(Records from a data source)
* Begin *

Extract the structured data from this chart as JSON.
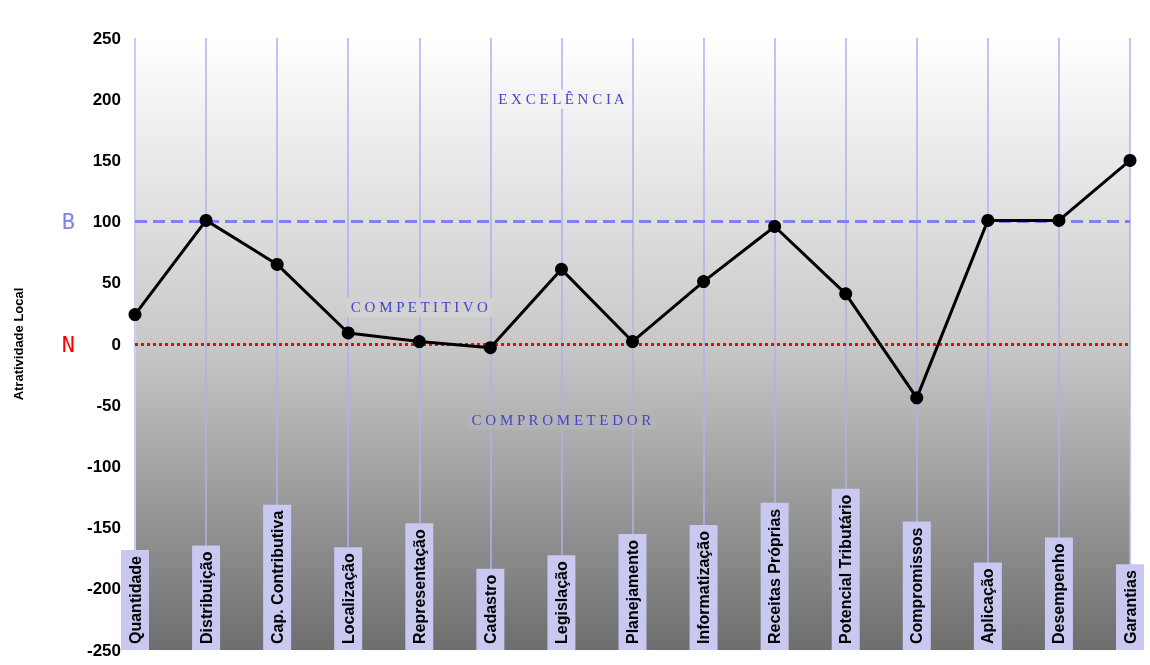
{
  "chart_data": {
    "type": "line",
    "ylabel": "Atratividade Local",
    "categories": [
      "Quantidade",
      "Distribuição",
      "Cap. Contributiva",
      "Localização",
      "Representação",
      "Cadastro",
      "Legislação",
      "Planejamento",
      "Informatização",
      "Receitas Próprias",
      "Potencial Tributário",
      "Compromissos",
      "Aplicação",
      "Desempenho",
      "Garantias"
    ],
    "series": [
      {
        "color": "#000000",
        "values": [
          24,
          101,
          65,
          9,
          2,
          -3,
          61,
          2,
          51,
          96,
          41,
          -44,
          101,
          101,
          150
        ]
      }
    ],
    "ylim": [
      -250,
      250
    ],
    "yticks": [
      -250,
      -200,
      -150,
      -100,
      -50,
      0,
      50,
      100,
      150,
      200,
      250
    ],
    "grid": "x",
    "marker": "circle",
    "line_style": "solid",
    "ref_lines": [
      {
        "axis": "y",
        "value": 100,
        "label": "B",
        "color": "#8080f0",
        "line_style": "dashed"
      },
      {
        "axis": "y",
        "value": 0,
        "label": "N",
        "color": "#ff0000",
        "line_style": "dotted"
      }
    ],
    "annotations": [
      "E X C E L Ê N C I A",
      "C O M P E T I T I V O",
      "C O M P R O M E T E D O R"
    ]
  }
}
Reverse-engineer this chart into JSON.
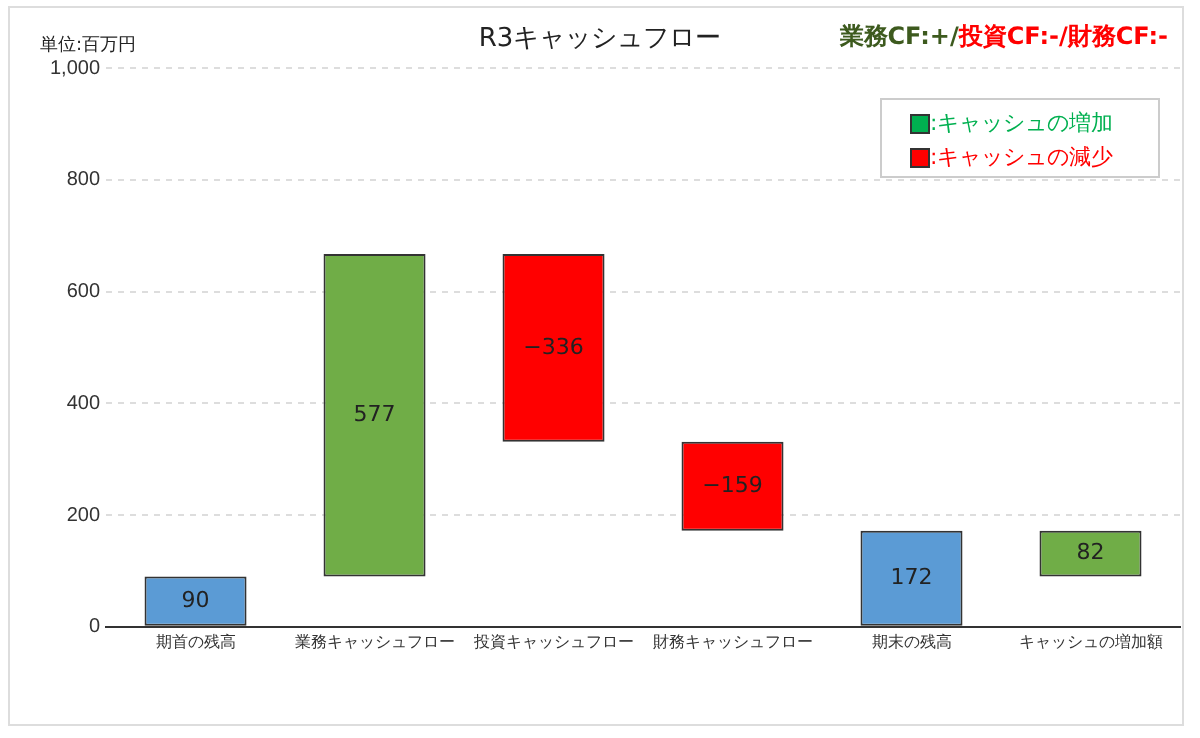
{
  "chart_data": {
    "type": "bar",
    "title": "R3キャッシュフロー",
    "ylabel": "単位:百万円",
    "annotations": [
      "業務CF:+/",
      "投資CF:-/",
      "財務CF:-",
      ":キャッシュの増加",
      ":キャッシュの減少"
    ],
    "categories": [
      "期首の残高",
      "業務キャッシュフロー",
      "投資キャッシュフロー",
      "財務キャッシュフロー",
      "期末の残高",
      "キャッシュの増加額"
    ],
    "values": [
      90,
      577,
      -336,
      -159,
      172,
      82
    ],
    "base": [
      0,
      90,
      667,
      331,
      0,
      90
    ],
    "colors": [
      "#5b9bd5",
      "#70ad47",
      "#ff0000",
      "#ff0000",
      "#5b9bd5",
      "#70ad47"
    ],
    "value_labels": [
      "90",
      "577",
      "−336",
      "−159",
      "172",
      "82"
    ],
    "ylim": [
      0,
      1000
    ],
    "yticks": [
      0,
      200,
      400,
      600,
      800,
      {
        "value": 1000,
        "label": "1,000"
      }
    ],
    "grid": "y"
  }
}
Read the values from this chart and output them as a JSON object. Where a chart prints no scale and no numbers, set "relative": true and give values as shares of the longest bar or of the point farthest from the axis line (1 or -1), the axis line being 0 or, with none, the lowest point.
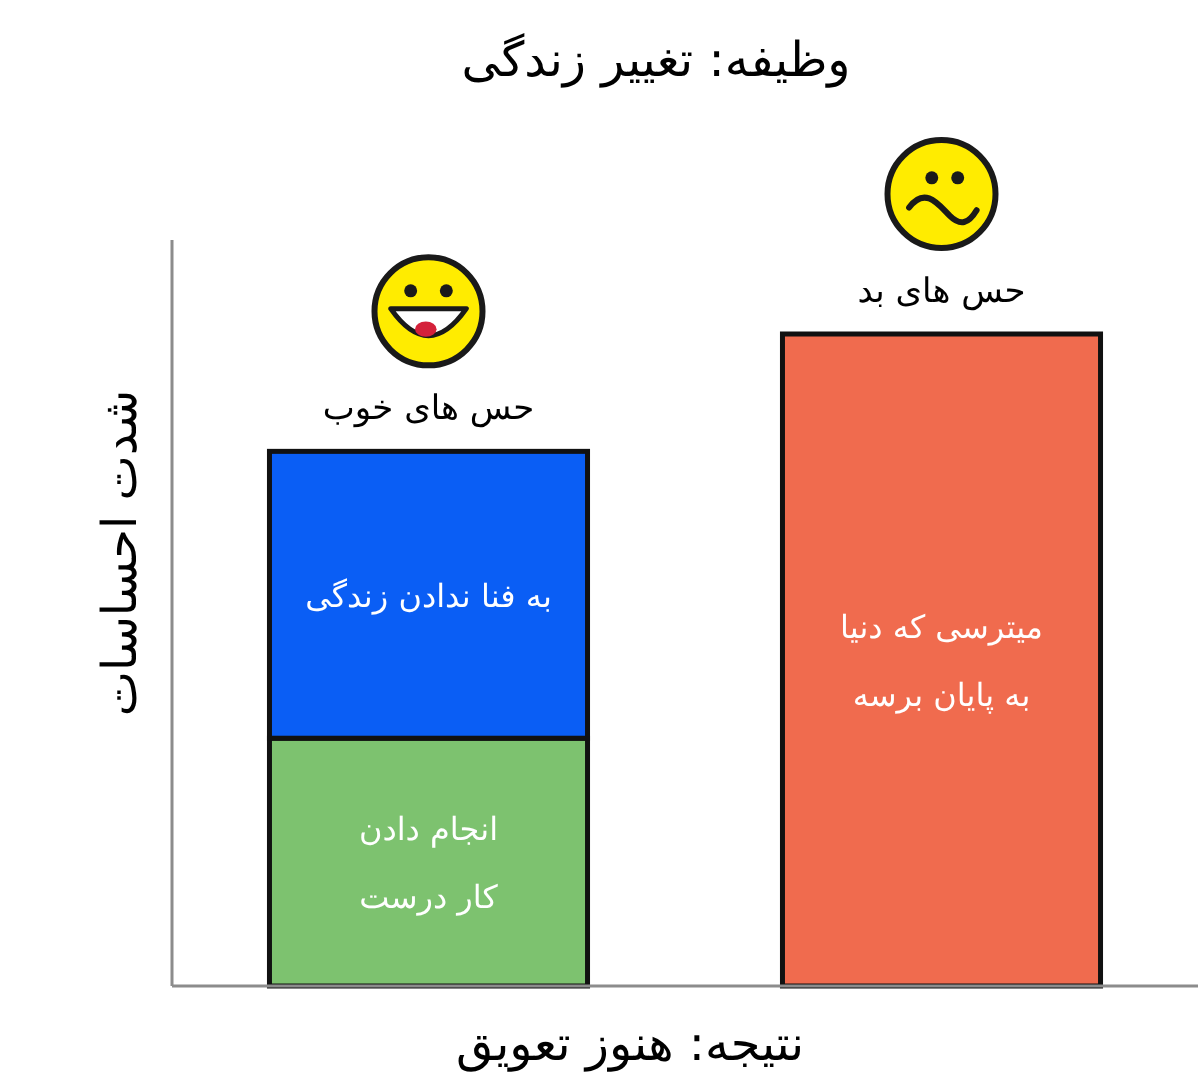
{
  "chart_data": {
    "type": "bar",
    "title": "وظیفه: تغییر زندگی",
    "xlabel": "نتیجه: هنوز تعویق",
    "ylabel": "شدت احساسات",
    "stacked": true,
    "relative": true,
    "categories": [
      "حس های خوب",
      "حس های بد"
    ],
    "series": [
      {
        "name": "انجام دادن کار درست",
        "color": "#7dc26f",
        "values": [
          0.38,
          null
        ]
      },
      {
        "name": "به فنا ندادن زندگی",
        "color": "#0a5ef5",
        "values": [
          0.44,
          null
        ]
      },
      {
        "name": "میترسی که دنیا به پایان برسه",
        "color": "#f06b4e",
        "values": [
          null,
          1
        ]
      }
    ]
  }
}
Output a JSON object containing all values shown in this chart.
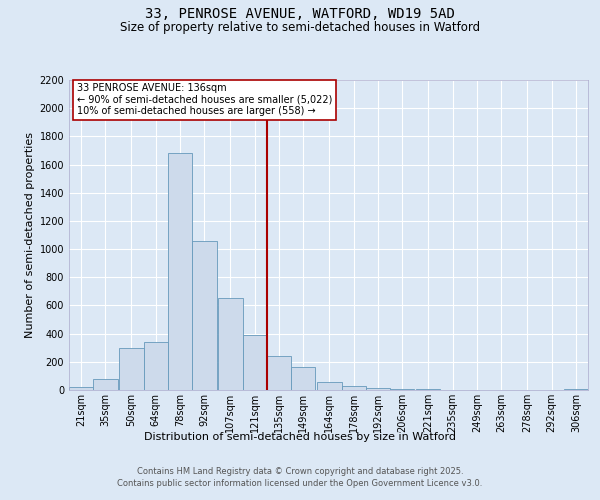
{
  "title1": "33, PENROSE AVENUE, WATFORD, WD19 5AD",
  "title2": "Size of property relative to semi-detached houses in Watford",
  "xlabel": "Distribution of semi-detached houses by size in Watford",
  "ylabel": "Number of semi-detached properties",
  "annotation_title": "33 PENROSE AVENUE: 136sqm",
  "annotation_line1": "← 90% of semi-detached houses are smaller (5,022)",
  "annotation_line2": "10% of semi-detached houses are larger (558) →",
  "footer1": "Contains HM Land Registry data © Crown copyright and database right 2025.",
  "footer2": "Contains public sector information licensed under the Open Government Licence v3.0.",
  "bar_labels": [
    "21sqm",
    "35sqm",
    "50sqm",
    "64sqm",
    "78sqm",
    "92sqm",
    "107sqm",
    "121sqm",
    "135sqm",
    "149sqm",
    "164sqm",
    "178sqm",
    "192sqm",
    "206sqm",
    "221sqm",
    "235sqm",
    "249sqm",
    "263sqm",
    "278sqm",
    "292sqm",
    "306sqm"
  ],
  "bar_edges": [
    21,
    35,
    50,
    64,
    78,
    92,
    107,
    121,
    135,
    149,
    164,
    178,
    192,
    206,
    221,
    235,
    249,
    263,
    278,
    292,
    306
  ],
  "bar_widths": [
    14,
    15,
    14,
    14,
    14,
    15,
    14,
    14,
    14,
    15,
    14,
    14,
    14,
    15,
    14,
    14,
    14,
    15,
    14,
    14,
    14
  ],
  "bar_heights": [
    20,
    80,
    300,
    340,
    1680,
    1060,
    650,
    390,
    240,
    160,
    60,
    25,
    15,
    8,
    4,
    2,
    1,
    1,
    0,
    0,
    10
  ],
  "bar_color": "#cddaeb",
  "bar_edge_color": "#6699bb",
  "vline_color": "#aa0000",
  "vline_x": 135,
  "ylim": [
    0,
    2200
  ],
  "yticks": [
    0,
    200,
    400,
    600,
    800,
    1000,
    1200,
    1400,
    1600,
    1800,
    2000,
    2200
  ],
  "bg_color": "#dce8f5",
  "plot_bg_color": "#dce8f5",
  "annotation_box_color": "#aa0000",
  "title_fontsize": 10,
  "subtitle_fontsize": 8.5,
  "axis_label_fontsize": 8,
  "tick_fontsize": 7,
  "annotation_fontsize": 7,
  "footer_fontsize": 6
}
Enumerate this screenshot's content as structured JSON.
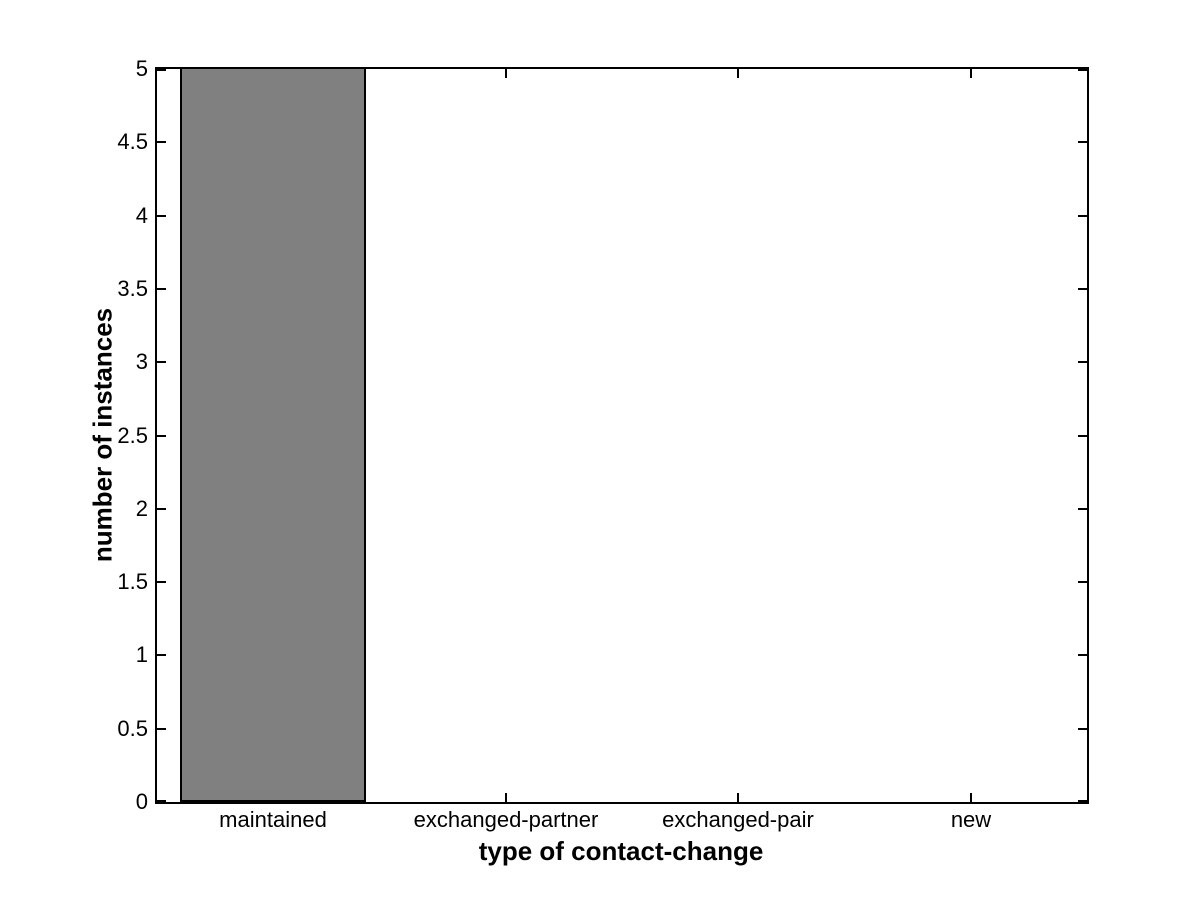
{
  "figure": {
    "background": "#ffffff"
  },
  "chart_data": {
    "type": "bar",
    "title": "",
    "categories": [
      "maintained",
      "exchanged-partner",
      "exchanged-pair",
      "new"
    ],
    "values": [
      5,
      0,
      0,
      0
    ],
    "xlabel": "type of contact-change",
    "ylabel": "number of instances",
    "ylim": [
      0,
      5
    ],
    "yticks": [
      0,
      0.5,
      1,
      1.5,
      2,
      2.5,
      3,
      3.5,
      4,
      4.5,
      5
    ],
    "ytick_labels": [
      "0",
      "0.5",
      "1",
      "1.5",
      "2",
      "2.5",
      "3",
      "3.5",
      "4",
      "4.5",
      "5"
    ],
    "bar_width_fraction": 0.8,
    "bar_fill_color": "#808080",
    "bar_edge_color": "#000000",
    "axis_color": "#000000",
    "tick_direction": "in",
    "box": true,
    "grid": false,
    "legend": "none"
  }
}
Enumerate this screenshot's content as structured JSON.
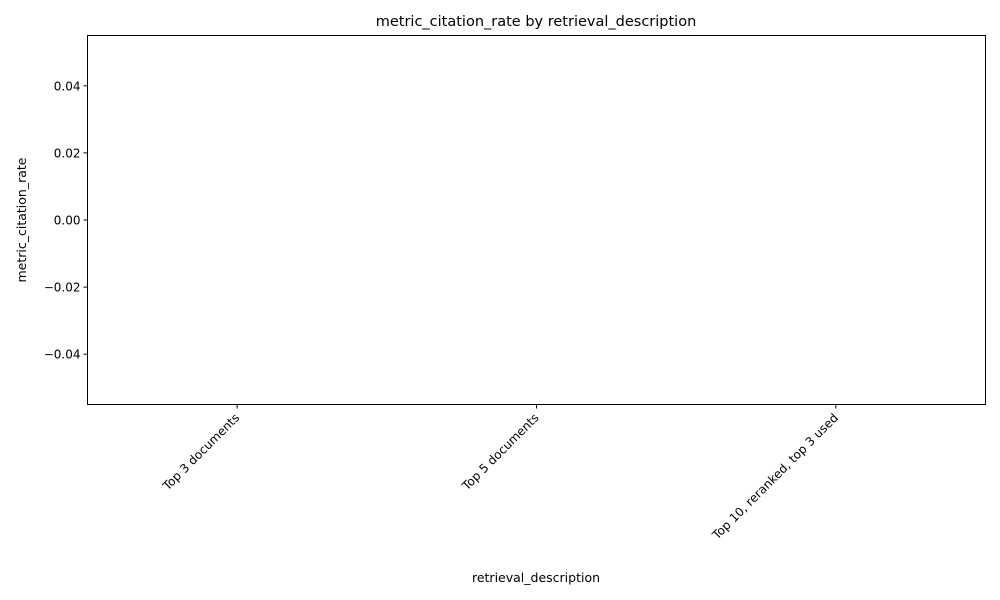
{
  "chart_data": {
    "type": "bar",
    "title": "metric_citation_rate by retrieval_description",
    "xlabel": "retrieval_description",
    "ylabel": "metric_citation_rate",
    "categories": [
      "Top 3 documents",
      "Top 5 documents",
      "Top 10, reranked, top 3 used"
    ],
    "values": [
      0,
      0,
      0
    ],
    "ylim": [
      -0.055,
      0.055
    ],
    "yticks": [
      -0.04,
      -0.02,
      0.0,
      0.02,
      0.04
    ],
    "ytick_labels": [
      "−0.04",
      "−0.02",
      "0.00",
      "0.02",
      "0.04"
    ],
    "xtick_rotation_deg": 45,
    "grid": false,
    "legend": "none"
  }
}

* End *

**The task**
Go through the entries above and print each one exactly, minus the pictures.

**Reply to the task**
Extract the structured data from this chart as JSON.
{
  "chart_data": {
    "type": "line",
    "ylabel": "Atratividade Local",
    "categories": [
      "Quantidade",
      "Distribuição",
      "Cap. Contributiva",
      "Localização",
      "Representação",
      "Cadastro",
      "Legislação",
      "Planejamento",
      "Informatização",
      "Receitas Próprias",
      "Potencial Tributário",
      "Compromissos",
      "Aplicação",
      "Desempenho",
      "Garantias"
    ],
    "series": [
      {
        "color": "#000000",
        "values": [
          24,
          101,
          65,
          9,
          2,
          -3,
          61,
          2,
          51,
          96,
          41,
          -44,
          101,
          101,
          150
        ]
      }
    ],
    "ylim": [
      -250,
      250
    ],
    "yticks": [
      -250,
      -200,
      -150,
      -100,
      -50,
      0,
      50,
      100,
      150,
      200,
      250
    ],
    "grid": "x",
    "marker": "circle",
    "line_style": "solid",
    "ref_lines": [
      {
        "axis": "y",
        "value": 100,
        "label": "B",
        "color": "#8080f0",
        "line_style": "dashed"
      },
      {
        "axis": "y",
        "value": 0,
        "label": "N",
        "color": "#ff0000",
        "line_style": "dotted"
      }
    ],
    "annotations": [
      "E X C E L Ê N C I A",
      "C O M P E T I T I V O",
      "C O M P R O M E T E D O R"
    ]
  }
}
Reverse-engineer this chart into JSON.
{
  "chart_data": {
    "type": "bar",
    "title": "R3キャッシュフロー",
    "ylabel": "単位:百万円",
    "annotations": [
      "業務CF:+/",
      "投資CF:-/",
      "財務CF:-",
      ":キャッシュの増加",
      ":キャッシュの減少"
    ],
    "categories": [
      "期首の残高",
      "業務キャッシュフロー",
      "投資キャッシュフロー",
      "財務キャッシュフロー",
      "期末の残高",
      "キャッシュの増加額"
    ],
    "values": [
      90,
      577,
      -336,
      -159,
      172,
      82
    ],
    "base": [
      0,
      90,
      667,
      331,
      0,
      90
    ],
    "colors": [
      "#5b9bd5",
      "#70ad47",
      "#ff0000",
      "#ff0000",
      "#5b9bd5",
      "#70ad47"
    ],
    "value_labels": [
      "90",
      "577",
      "−336",
      "−159",
      "172",
      "82"
    ],
    "ylim": [
      0,
      1000
    ],
    "yticks": [
      0,
      200,
      400,
      600,
      800,
      {
        "value": 1000,
        "label": "1,000"
      }
    ],
    "grid": "y"
  }
}
Read the values from this chart and output them as a JSON object. Where a chart prints no scale and no numbers, set "relative": true and give values as shares of the longest bar or of the point farthest from the axis line (1 or -1), the axis line being 0 or, with none, the lowest point.
{
  "chart_data": {
    "type": "bar",
    "title": "وظیفه: تغییر زندگی",
    "xlabel": "نتیجه: هنوز تعویق",
    "ylabel": "شدت احساسات",
    "stacked": true,
    "relative": true,
    "categories": [
      "حس های خوب",
      "حس های بد"
    ],
    "series": [
      {
        "name": "انجام دادن کار درست",
        "color": "#7dc26f",
        "values": [
          0.38,
          null
        ]
      },
      {
        "name": "به فنا ندادن زندگی",
        "color": "#0a5ef5",
        "values": [
          0.44,
          null
        ]
      },
      {
        "name": "میترسی که دنیا به پایان برسه",
        "color": "#f06b4e",
        "values": [
          null,
          1
        ]
      }
    ]
  }
}
Output a JSON object containing all values shown in this chart.
{
  "title1": "33, PENROSE AVENUE, WATFORD, WD19 5AD",
  "title2": "Size of property relative to semi-detached houses in Watford",
  "xlabel": "Distribution of semi-detached houses by size in Watford",
  "ylabel": "Number of semi-detached properties",
  "annotation_title": "33 PENROSE AVENUE: 136sqm",
  "annotation_line1": "← 90% of semi-detached houses are smaller (5,022)",
  "annotation_line2": "10% of semi-detached houses are larger (558) →",
  "footer1": "Contains HM Land Registry data © Crown copyright and database right 2025.",
  "footer2": "Contains public sector information licensed under the Open Government Licence v3.0.",
  "bar_labels": [
    "21sqm",
    "35sqm",
    "50sqm",
    "64sqm",
    "78sqm",
    "92sqm",
    "107sqm",
    "121sqm",
    "135sqm",
    "149sqm",
    "164sqm",
    "178sqm",
    "192sqm",
    "206sqm",
    "221sqm",
    "235sqm",
    "249sqm",
    "263sqm",
    "278sqm",
    "292sqm",
    "306sqm"
  ],
  "bar_edges": [
    21,
    35,
    50,
    64,
    78,
    92,
    107,
    121,
    135,
    149,
    164,
    178,
    192,
    206,
    221,
    235,
    249,
    263,
    278,
    292,
    306
  ],
  "bar_widths": [
    14,
    15,
    14,
    14,
    14,
    15,
    14,
    14,
    14,
    15,
    14,
    14,
    14,
    15,
    14,
    14,
    14,
    15,
    14,
    14,
    14
  ],
  "bar_heights": [
    20,
    80,
    300,
    340,
    1680,
    1060,
    650,
    390,
    240,
    160,
    60,
    25,
    15,
    8,
    4,
    2,
    1,
    1,
    0,
    0,
    10
  ],
  "bar_color": "#cddaeb",
  "bar_edge_color": "#6699bb",
  "vline_color": "#aa0000",
  "vline_x": 135,
  "ylim": [
    0,
    2200
  ],
  "yticks": [
    0,
    200,
    400,
    600,
    800,
    1000,
    1200,
    1400,
    1600,
    1800,
    2000,
    2200
  ],
  "bg_color": "#dce8f5",
  "plot_bg_color": "#dce8f5",
  "annotation_box_color": "#aa0000",
  "title_fontsize": 10,
  "subtitle_fontsize": 8.5,
  "axis_label_fontsize": 8,
  "tick_fontsize": 7,
  "annotation_fontsize": 7,
  "footer_fontsize": 6
}
Enumerate this screenshot's content as structured JSON.
{
  "figure": {
    "background": "#ffffff"
  },
  "chart_data": {
    "type": "bar",
    "title": "",
    "categories": [
      "maintained",
      "exchanged-partner",
      "exchanged-pair",
      "new"
    ],
    "values": [
      5,
      0,
      0,
      0
    ],
    "xlabel": "type of contact-change",
    "ylabel": "number of instances",
    "ylim": [
      0,
      5
    ],
    "yticks": [
      0,
      0.5,
      1,
      1.5,
      2,
      2.5,
      3,
      3.5,
      4,
      4.5,
      5
    ],
    "ytick_labels": [
      "0",
      "0.5",
      "1",
      "1.5",
      "2",
      "2.5",
      "3",
      "3.5",
      "4",
      "4.5",
      "5"
    ],
    "bar_width_fraction": 0.8,
    "bar_fill_color": "#808080",
    "bar_edge_color": "#000000",
    "axis_color": "#000000",
    "tick_direction": "in",
    "box": true,
    "grid": false,
    "legend": "none"
  }
}
Enumerate this screenshot's content as structured JSON.
{
  "chart_data": {
    "type": "bar",
    "title": "metric_citation_rate by retrieval_description",
    "xlabel": "retrieval_description",
    "ylabel": "metric_citation_rate",
    "categories": [
      "Top 3 documents",
      "Top 5 documents",
      "Top 10, reranked, top 3 used"
    ],
    "values": [
      0,
      0,
      0
    ],
    "ylim": [
      -0.055,
      0.055
    ],
    "yticks": [
      -0.04,
      -0.02,
      0.0,
      0.02,
      0.04
    ],
    "ytick_labels": [
      "−0.04",
      "−0.02",
      "0.00",
      "0.02",
      "0.04"
    ],
    "xtick_rotation_deg": 45,
    "grid": false,
    "legend": "none"
  }
}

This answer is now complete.